## WHAT IS EXPECTED
Quote the listing in full, exactly as given, minus any pictures.

-------- ENTRIES --------

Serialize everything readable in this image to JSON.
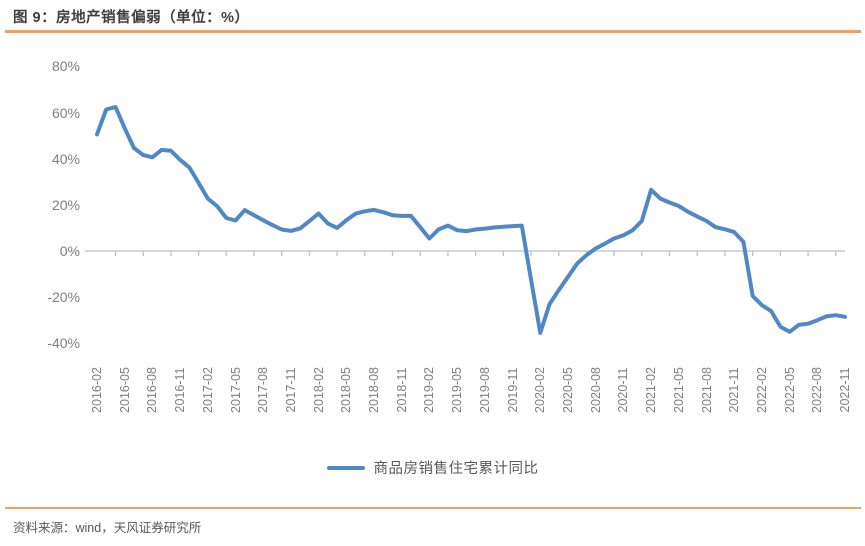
{
  "figure": {
    "title": "图 9：房地产销售偏弱（单位：%）",
    "source_note": "资料来源：wind，天风证券研究所"
  },
  "legend": {
    "label": "商品房销售住宅累计同比"
  },
  "colors": {
    "line_blue": "#4f87c7",
    "accent_orange": "#f2a05a",
    "axis_gray": "#bfbfbf",
    "tick_label_gray": "#7f7f7f",
    "title_gray": "#3f3f3f",
    "source_gray": "#595959"
  },
  "chart_data": {
    "type": "line",
    "title": "图 9：房地产销售偏弱（单位：%）",
    "ylabel": "",
    "xlabel": "",
    "ylim": [
      -40,
      80
    ],
    "grid": false,
    "legend_position": "bottom",
    "y_ticks": [
      80,
      60,
      40,
      20,
      0,
      -20,
      -40
    ],
    "y_tick_labels": [
      "80%",
      "60%",
      "40%",
      "20%",
      "0%",
      "-20%",
      "-40%"
    ],
    "x_tick_labels": [
      "2016-02",
      "2016-05",
      "2016-08",
      "2016-11",
      "2017-02",
      "2017-05",
      "2017-08",
      "2017-11",
      "2018-02",
      "2018-05",
      "2018-08",
      "2018-11",
      "2019-02",
      "2019-05",
      "2019-08",
      "2019-11",
      "2020-02",
      "2020-05",
      "2020-08",
      "2020-11",
      "2021-02",
      "2021-05",
      "2021-08",
      "2021-11",
      "2022-02",
      "2022-05",
      "2022-08",
      "2022-11"
    ],
    "series": [
      {
        "name": "商品房销售住宅累计同比",
        "color": "#4f87c7",
        "x": [
          "2016-02",
          "2016-03",
          "2016-04",
          "2016-05",
          "2016-06",
          "2016-07",
          "2016-08",
          "2016-09",
          "2016-10",
          "2016-11",
          "2016-12",
          "2017-01",
          "2017-02",
          "2017-03",
          "2017-04",
          "2017-05",
          "2017-06",
          "2017-07",
          "2017-08",
          "2017-09",
          "2017-10",
          "2017-11",
          "2017-12",
          "2018-01",
          "2018-02",
          "2018-03",
          "2018-04",
          "2018-05",
          "2018-06",
          "2018-07",
          "2018-08",
          "2018-09",
          "2018-10",
          "2018-11",
          "2018-12",
          "2019-01",
          "2019-02",
          "2019-03",
          "2019-04",
          "2019-05",
          "2019-06",
          "2019-07",
          "2019-08",
          "2019-09",
          "2019-10",
          "2019-11",
          "2019-12",
          "2020-01",
          "2020-02",
          "2020-03",
          "2020-04",
          "2020-05",
          "2020-06",
          "2020-07",
          "2020-08",
          "2020-09",
          "2020-10",
          "2020-11",
          "2020-12",
          "2021-01",
          "2021-02",
          "2021-03",
          "2021-04",
          "2021-05",
          "2021-06",
          "2021-07",
          "2021-08",
          "2021-09",
          "2021-10",
          "2021-11",
          "2021-12",
          "2022-01",
          "2022-02",
          "2022-03",
          "2022-04",
          "2022-05",
          "2022-06",
          "2022-07",
          "2022-08",
          "2022-09",
          "2022-10",
          "2022-11"
        ],
        "values": [
          50.5,
          61.3,
          62.4,
          53.2,
          44.6,
          41.6,
          40.6,
          43.8,
          43.4,
          39.5,
          36.2,
          29.5,
          22.7,
          19.5,
          14.3,
          13.2,
          17.7,
          15.5,
          13.3,
          11.2,
          9.3,
          8.7,
          9.8,
          13.0,
          16.2,
          11.9,
          10.0,
          13.3,
          16.2,
          17.2,
          17.8,
          16.8,
          15.5,
          15.2,
          15.2,
          10.3,
          5.4,
          9.4,
          11.0,
          9.0,
          8.6,
          9.3,
          9.7,
          10.2,
          10.5,
          10.8,
          11.0,
          -12.3,
          -35.5,
          -23.0,
          -17.0,
          -11.2,
          -5.4,
          -1.8,
          1.1,
          3.2,
          5.4,
          6.8,
          9.0,
          13.0,
          26.5,
          22.7,
          21.0,
          19.5,
          17.0,
          15.0,
          13.0,
          10.3,
          9.4,
          8.2,
          4.0,
          -19.5,
          -23.5,
          -26.0,
          -32.8,
          -35.0,
          -32.0,
          -31.5,
          -30.0,
          -28.3,
          -27.8,
          -28.5
        ]
      }
    ]
  }
}
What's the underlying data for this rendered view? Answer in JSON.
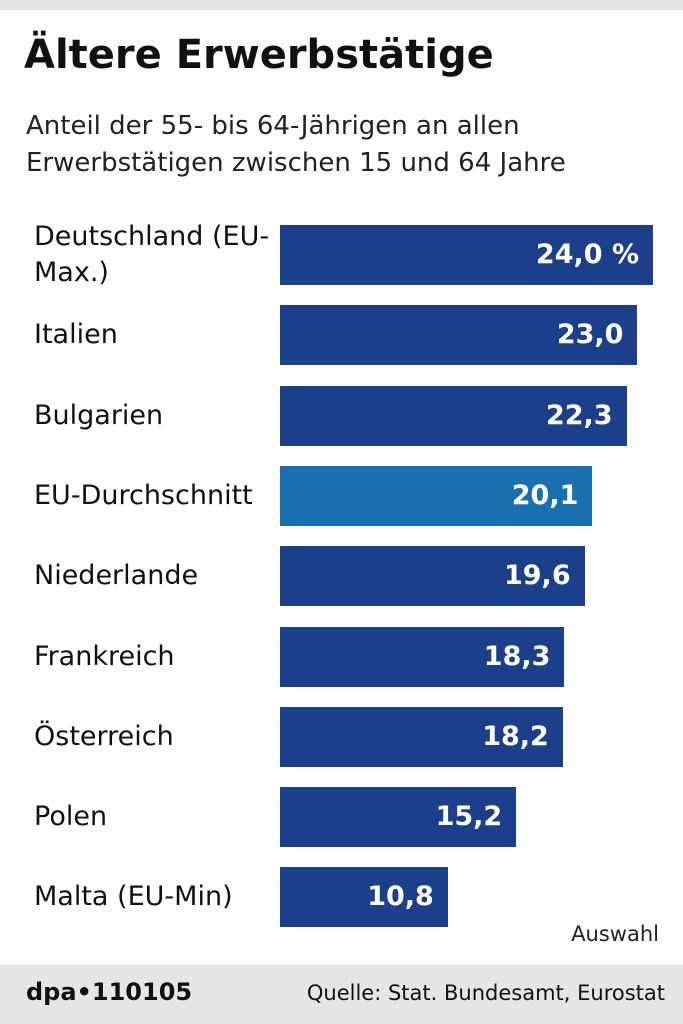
{
  "chart_data": {
    "type": "bar",
    "orientation": "horizontal",
    "title": "Ältere Erwerbstätige",
    "subtitle": "Anteil der 55- bis 64-Jährigen an allen Erwerbstätigen zwischen 15 und 64 Jahre",
    "categories": [
      "Deutschland (EU-Max.)",
      "Italien",
      "Bulgarien",
      "EU-Durchschnitt",
      "Niederlande",
      "Frankreich",
      "Österreich",
      "Polen",
      "Malta (EU-Min)"
    ],
    "values": [
      24.0,
      23.0,
      22.3,
      20.1,
      19.6,
      18.3,
      18.2,
      15.2,
      10.8
    ],
    "value_labels": [
      "24,0 %",
      "23,0",
      "22,3",
      "20,1",
      "19,6",
      "18,3",
      "18,2",
      "15,2",
      "10,8"
    ],
    "colors": [
      "#1c3f8c",
      "#1c3f8c",
      "#1c3f8c",
      "#1a6fb0",
      "#1c3f8c",
      "#1c3f8c",
      "#1c3f8c",
      "#1c3f8c",
      "#1c3f8c"
    ],
    "xlim": [
      0,
      24
    ],
    "note": "Auswahl",
    "credit": "dpa•110105",
    "source": "Quelle: Stat. Bundesamt, Eurostat"
  }
}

--------

## THE RESPONSE
Serialize everything readable in this image to JSON.
{
  "figure": {
    "title": "图 9：房地产销售偏弱（单位：%）",
    "source_note": "资料来源：wind，天风证券研究所"
  },
  "legend": {
    "label": "商品房销售住宅累计同比"
  },
  "colors": {
    "line_blue": "#4f87c7",
    "accent_orange": "#f2a05a",
    "axis_gray": "#bfbfbf",
    "tick_label_gray": "#7f7f7f",
    "title_gray": "#3f3f3f",
    "source_gray": "#595959"
  },
  "chart_data": {
    "type": "line",
    "title": "图 9：房地产销售偏弱（单位：%）",
    "ylabel": "",
    "xlabel": "",
    "ylim": [
      -40,
      80
    ],
    "grid": false,
    "legend_position": "bottom",
    "y_ticks": [
      80,
      60,
      40,
      20,
      0,
      -20,
      -40
    ],
    "y_tick_labels": [
      "80%",
      "60%",
      "40%",
      "20%",
      "0%",
      "-20%",
      "-40%"
    ],
    "x_tick_labels": [
      "2016-02",
      "2016-05",
      "2016-08",
      "2016-11",
      "2017-02",
      "2017-05",
      "2017-08",
      "2017-11",
      "2018-02",
      "2018-05",
      "2018-08",
      "2018-11",
      "2019-02",
      "2019-05",
      "2019-08",
      "2019-11",
      "2020-02",
      "2020-05",
      "2020-08",
      "2020-11",
      "2021-02",
      "2021-05",
      "2021-08",
      "2021-11",
      "2022-02",
      "2022-05",
      "2022-08",
      "2022-11"
    ],
    "series": [
      {
        "name": "商品房销售住宅累计同比",
        "color": "#4f87c7",
        "x": [
          "2016-02",
          "2016-03",
          "2016-04",
          "2016-05",
          "2016-06",
          "2016-07",
          "2016-08",
          "2016-09",
          "2016-10",
          "2016-11",
          "2016-12",
          "2017-01",
          "2017-02",
          "2017-03",
          "2017-04",
          "2017-05",
          "2017-06",
          "2017-07",
          "2017-08",
          "2017-09",
          "2017-10",
          "2017-11",
          "2017-12",
          "2018-01",
          "2018-02",
          "2018-03",
          "2018-04",
          "2018-05",
          "2018-06",
          "2018-07",
          "2018-08",
          "2018-09",
          "2018-10",
          "2018-11",
          "2018-12",
          "2019-01",
          "2019-02",
          "2019-03",
          "2019-04",
          "2019-05",
          "2019-06",
          "2019-07",
          "2019-08",
          "2019-09",
          "2019-10",
          "2019-11",
          "2019-12",
          "2020-01",
          "2020-02",
          "2020-03",
          "2020-04",
          "2020-05",
          "2020-06",
          "2020-07",
          "2020-08",
          "2020-09",
          "2020-10",
          "2020-11",
          "2020-12",
          "2021-01",
          "2021-02",
          "2021-03",
          "2021-04",
          "2021-05",
          "2021-06",
          "2021-07",
          "2021-08",
          "2021-09",
          "2021-10",
          "2021-11",
          "2021-12",
          "2022-01",
          "2022-02",
          "2022-03",
          "2022-04",
          "2022-05",
          "2022-06",
          "2022-07",
          "2022-08",
          "2022-09",
          "2022-10",
          "2022-11"
        ],
        "values": [
          50.5,
          61.3,
          62.4,
          53.2,
          44.6,
          41.6,
          40.6,
          43.8,
          43.4,
          39.5,
          36.2,
          29.5,
          22.7,
          19.5,
          14.3,
          13.2,
          17.7,
          15.5,
          13.3,
          11.2,
          9.3,
          8.7,
          9.8,
          13.0,
          16.2,
          11.9,
          10.0,
          13.3,
          16.2,
          17.2,
          17.8,
          16.8,
          15.5,
          15.2,
          15.2,
          10.3,
          5.4,
          9.4,
          11.0,
          9.0,
          8.6,
          9.3,
          9.7,
          10.2,
          10.5,
          10.8,
          11.0,
          -12.3,
          -35.5,
          -23.0,
          -17.0,
          -11.2,
          -5.4,
          -1.8,
          1.1,
          3.2,
          5.4,
          6.8,
          9.0,
          13.0,
          26.5,
          22.7,
          21.0,
          19.5,
          17.0,
          15.0,
          13.0,
          10.3,
          9.4,
          8.2,
          4.0,
          -19.5,
          -23.5,
          -26.0,
          -32.8,
          -35.0,
          -32.0,
          -31.5,
          -30.0,
          -28.3,
          -27.8,
          -28.5
        ]
      }
    ]
  }
}
What's the underlying data for this rendered view? Answer in JSON.
{
  "chart_data": {
    "type": "bar",
    "orientation": "horizontal",
    "title": "Ältere Erwerbstätige",
    "subtitle": "Anteil der 55- bis 64-Jährigen an allen Erwerbstätigen zwischen 15 und 64 Jahre",
    "categories": [
      "Deutschland (EU-Max.)",
      "Italien",
      "Bulgarien",
      "EU-Durchschnitt",
      "Niederlande",
      "Frankreich",
      "Österreich",
      "Polen",
      "Malta (EU-Min)"
    ],
    "values": [
      24.0,
      23.0,
      22.3,
      20.1,
      19.6,
      18.3,
      18.2,
      15.2,
      10.8
    ],
    "value_labels": [
      "24,0 %",
      "23,0",
      "22,3",
      "20,1",
      "19,6",
      "18,3",
      "18,2",
      "15,2",
      "10,8"
    ],
    "colors": [
      "#1c3f8c",
      "#1c3f8c",
      "#1c3f8c",
      "#1a6fb0",
      "#1c3f8c",
      "#1c3f8c",
      "#1c3f8c",
      "#1c3f8c",
      "#1c3f8c"
    ],
    "xlim": [
      0,
      24
    ],
    "note": "Auswahl",
    "credit": "dpa•110105",
    "source": "Quelle: Stat. Bundesamt, Eurostat"
  }
}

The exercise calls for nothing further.